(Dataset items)

□ □ □ □ □ □ □

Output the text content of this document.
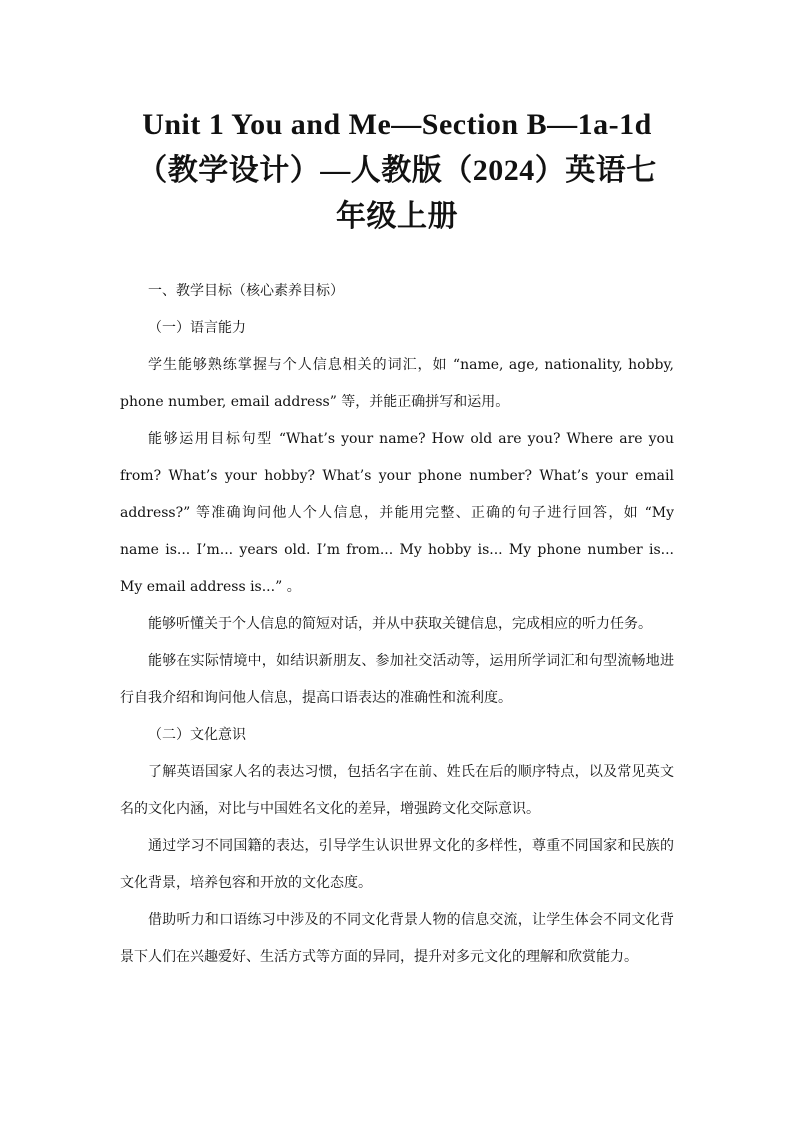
Unit 1 You and Me—Section B—1a-1d
（教学设计）—人教版（2024）英语七
年级上册

一、教学目标（核心素养目标）

（一）语言能力

学生能够熟练掌握与个人信息相关的词汇，如 “name, age, nationality, hobby, phone number, email address” 等，并能正确拼写和运用。

能够运用目标句型 “What’s your name? How old are you? Where are you from? What’s your hobby? What’s your phone number? What’s your email address?” 等准确询问他人个人信息，并能用完整、正确的句子进行回答，如 “My name is... I’m... years old. I’m from... My hobby is... My phone number is... My email address is...” 。

能够听懂关于个人信息的简短对话，并从中获取关键信息，完成相应的听力任务。

能够在实际情境中，如结识新朋友、参加社交活动等，运用所学词汇和句型流畅地进行自我介绍和询问他人信息，提高口语表达的准确性和流利度。

（二）文化意识

了解英语国家人名的表达习惯，包括名字在前、姓氏在后的顺序特点，以及常见英文名的文化内涵，对比与中国姓名文化的差异，增强跨文化交际意识。

通过学习不同国籍的表达，引导学生认识世界文化的多样性，尊重不同国家和民族的文化背景，培养包容和开放的文化态度。

借助听力和口语练习中涉及的不同文化背景人物的信息交流，让学生体会不同文化背景下人们在兴趣爱好、生活方式等方面的异同，提升对多元文化的理解和欣赏能力。
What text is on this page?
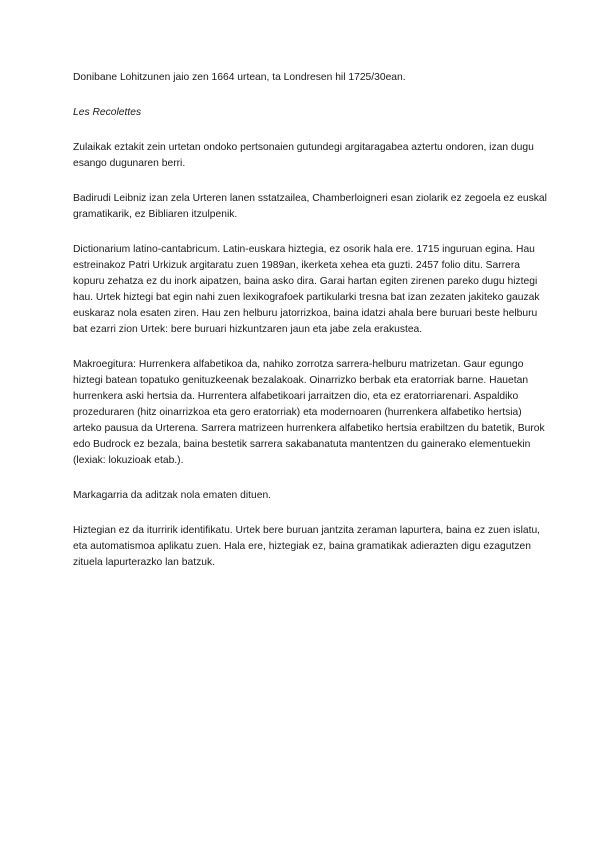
Donibane Lohitzunen jaio zen 1664 urtean, ta Londresen hil 1725/30ean.

Les Recolettes

Zulaikak eztakit zein urtetan ondoko pertsonaien gutundegi argitaragabea aztertu ondoren, izan dugu esango dugunaren berri.

Badirudi Leibniz izan zela Urteren lanen sstatzailea, Chamberloigneri esan ziolarik ez zegoela ez euskal gramatikarik, ez Bibliaren itzulpenik.

Dictionarium latino-cantabricum. Latin-euskara hiztegia, ez osorik hala ere. 1715 inguruan egina. Hau estreinakoz Patri Urkizuk argitaratu zuen 1989an, ikerketa xehea eta guzti. 2457 folio ditu. Sarrera kopuru zehatza ez du inork aipatzen, baina asko dira. Garai hartan egiten zirenen pareko dugu hiztegi hau. Urtek hiztegi bat egin nahi zuen lexikografoek partikularki tresna bat izan zezaten jakiteko gauzak euskaraz nola esaten ziren. Hau zen helburu jatorrizkoa, baina idatzi ahala bere buruari beste helburu bat ezarri zion Urtek: bere buruari hizkuntzaren jaun eta jabe zela erakustea.

Makroegitura: Hurrenkera alfabetikoa da, nahiko zorrotza sarrera-helburu matrizetan. Gaur egungo hiztegi batean topatuko genituzkeenak bezalakoak. Oinarrizko berbak eta eratorriak barne. Hauetan hurrenkera aski hertsia da. Hurrentera alfabetikoari jarraitzen dio, eta ez eratorriarenari. Aspaldiko prozeduraren (hitz oinarrizkoa eta gero eratorriak) eta modernoaren (hurrenkera alfabetiko hertsia) arteko pausua da Urterena. Sarrera matrizeen hurrenkera alfabetiko hertsia erabiltzen du batetik, Burok edo Budrock ez bezala, baina bestetik sarrera sakabanatuta mantentzen du gainerako elementuekin (lexiak: lokuzioak etab.).

Markagarria da aditzak nola ematen dituen.

Hiztegian ez da iturririk identifikatu. Urtek bere buruan jantzita zeraman lapurtera, baina ez zuen islatu, eta automatismoa aplikatu zuen. Hala ere, hiztegiak ez, baina gramatikak adierazten digu ezagutzen zituela lapurterazko lan batzuk.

□ □ □ □ □ □ □

◆ **THE EXERCISE**: Drop the pictures and reproduce the rest of the entries above exactly.

◆ **RESULT**:
Output the text content of this document.
Unit 1 You and Me—Section B—1a-1d
（教学设计）—人教版（2024）英语七
年级上册

一、教学目标（核心素养目标）

（一）语言能力

学生能够熟练掌握与个人信息相关的词汇，如 “name, age, nationality, hobby, phone number, email address” 等，并能正确拼写和运用。

能够运用目标句型 “What’s your name? How old are you? Where are you from? What’s your hobby? What’s your phone number? What’s your email address?” 等准确询问他人个人信息，并能用完整、正确的句子进行回答，如 “My name is... I’m... years old. I’m from... My hobby is... My phone number is... My email address is...” 。

能够听懂关于个人信息的简短对话，并从中获取关键信息，完成相应的听力任务。

能够在实际情境中，如结识新朋友、参加社交活动等，运用所学词汇和句型流畅地进行自我介绍和询问他人信息，提高口语表达的准确性和流利度。

（二）文化意识

了解英语国家人名的表达习惯，包括名字在前、姓氏在后的顺序特点，以及常见英文名的文化内涵，对比与中国姓名文化的差异，增强跨文化交际意识。

通过学习不同国籍的表达，引导学生认识世界文化的多样性，尊重不同国家和民族的文化背景，培养包容和开放的文化态度。

借助听力和口语练习中涉及的不同文化背景人物的信息交流，让学生体会不同文化背景下人们在兴趣爱好、生活方式等方面的异同，提升对多元文化的理解和欣赏能力。
What text is on this page?
Donibane Lohitzunen jaio zen 1664 urtean, ta Londresen hil 1725/30ean.

Les Recolettes

Zulaikak eztakit zein urtetan ondoko pertsonaien gutundegi argitaragabea aztertu ondoren, izan dugu esango dugunaren berri.

Badirudi Leibniz izan zela Urteren lanen sstatzailea, Chamberloigneri esan ziolarik ez zegoela ez euskal gramatikarik, ez Bibliaren itzulpenik.

Dictionarium latino-cantabricum. Latin-euskara hiztegia, ez osorik hala ere. 1715 inguruan egina. Hau estreinakoz Patri Urkizuk argitaratu zuen 1989an, ikerketa xehea eta guzti. 2457 folio ditu. Sarrera kopuru zehatza ez du inork aipatzen, baina asko dira. Garai hartan egiten zirenen pareko dugu hiztegi hau. Urtek hiztegi bat egin nahi zuen lexikografoek partikularki tresna bat izan zezaten jakiteko gauzak euskaraz nola esaten ziren. Hau zen helburu jatorrizkoa, baina idatzi ahala bere buruari beste helburu bat ezarri zion Urtek: bere buruari hizkuntzaren jaun eta jabe zela erakustea.

Makroegitura: Hurrenkera alfabetikoa da, nahiko zorrotza sarrera-helburu matrizetan. Gaur egungo hiztegi batean topatuko genituzkeenak bezalakoak. Oinarrizko berbak eta eratorriak barne. Hauetan hurrenkera aski hertsia da. Hurrentera alfabetikoari jarraitzen dio, eta ez eratorriarenari. Aspaldiko prozeduraren (hitz oinarrizkoa eta gero eratorriak) eta modernoaren (hurrenkera alfabetiko hertsia) arteko pausua da Urterena. Sarrera matrizeen hurrenkera alfabetiko hertsia erabiltzen du batetik, Burok edo Budrock ez bezala, baina bestetik sarrera sakabanatuta mantentzen du gainerako elementuekin (lexiak: lokuzioak etab.).

Markagarria da aditzak nola ematen dituen.

Hiztegian ez da iturririk identifikatu. Urtek bere buruan jantzita zeraman lapurtera, baina ez zuen islatu, eta automatismoa aplikatu zuen. Hala ere, hiztegiak ez, baina gramatikak adierazten digu ezagutzen zituela lapurterazko lan batzuk.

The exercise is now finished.